Task brief:
Determine how many lines include the string "from". Output that number only.
=== Data section ===
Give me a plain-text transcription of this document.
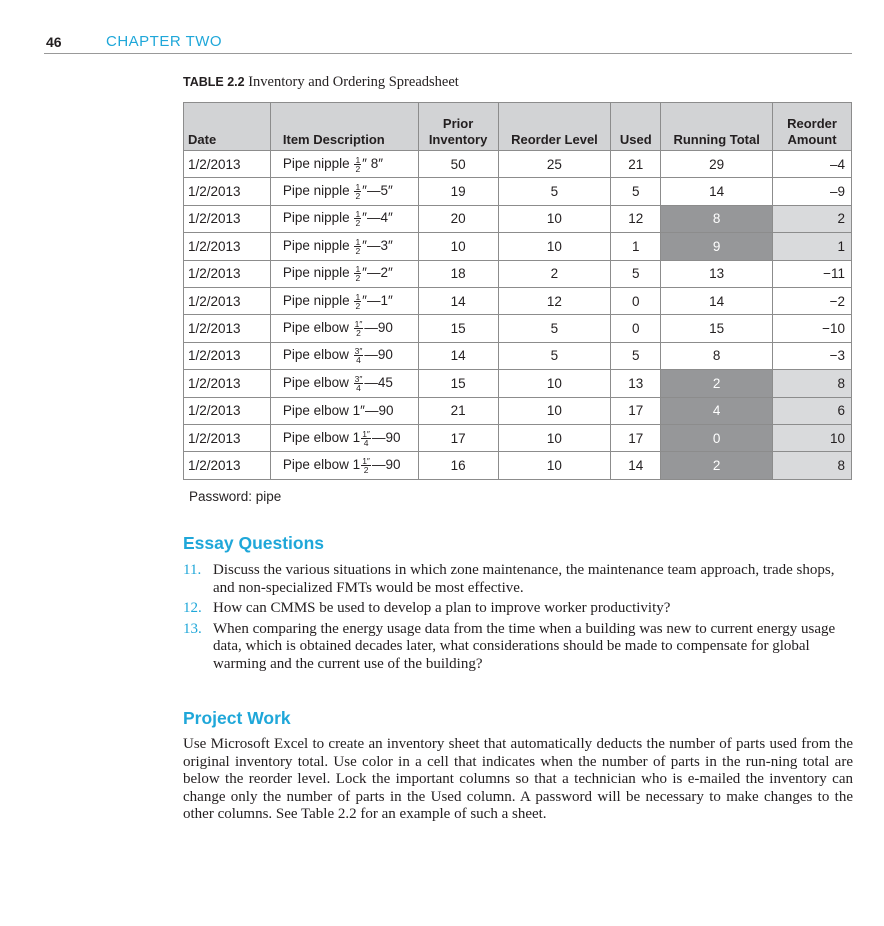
46	CHAPTER TWO
TABLE 2.2 Inventory and Ordering Spreadsheet
Date	Item Description	Prior Inventory	Reorder Level	Used	Running Total	Reorder Amount
1/2/2013	Pipe nipple $\frac{1}{2}$ ″ 8″	50	25	21	29	–4
1/2/2013	Pipe nipple $\frac{1}{2}$ ″—5″	19	5	5	14	–9
1/2/2013	Pipe nipple $\frac{1}{2}$ ″—4″	20	10	12	8	2
1/2/2013	Pipe nipple $\frac{1}{2}$ ″—3″	10	10	1	9	1
1/2/2013	Pipe nipple $\frac{1}{2}$ ″—2″	18	2	5	13	−11
1/2/2013	Pipe nipple $\frac{1}{2}$ ″—1″	14	12	0	14	−2
1/2/2013	Pipe elbow $\frac{1''}{2}$ —90	15	5	0	15	−10
1/2/2013	Pipe elbow $\frac{3''}{4}$ —90	14	5	5	8	−3
1/2/2013	Pipe elbow $\frac{3''}{4}$ —45	15	10	13	2	8
1/2/2013	Pipe elbow 1″—90	21	10	17	4	6
1/2/2013	Pipe elbow $1 \frac{1''}{4}$ —90	17	10	17	0	10
1/2/2013	Pipe elbow $1 \frac{1''}{2}$ —90	16	10	14	2	8
Password: pipe
Essay Questions
11. Discuss the various situations in which zone maintenance, the maintenance team approach, trade shops, and non-specialized FMTs would be most effective.
12. How can CMMS be used to develop a plan to improve worker productivity?
13. When comparing the energy usage data from the time when a building was new to current energy usage data, which is obtained decades later, what considerations should be made to compensate for global warming and the current use of the building?
Project Work
Use Microsoft Excel to create an inventory sheet that automatically deducts the number of parts used from the original inventory total. Use color in a cell that indicates when the number of parts in the run-ning total are below the reorder level. Lock the important columns so that a technician who is e-mailed the inventory can change only the number of parts in the Used column. A password will be necessary to make changes to the other columns. See Table 2.2 for an example of such a sheet.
===
Solution below:
2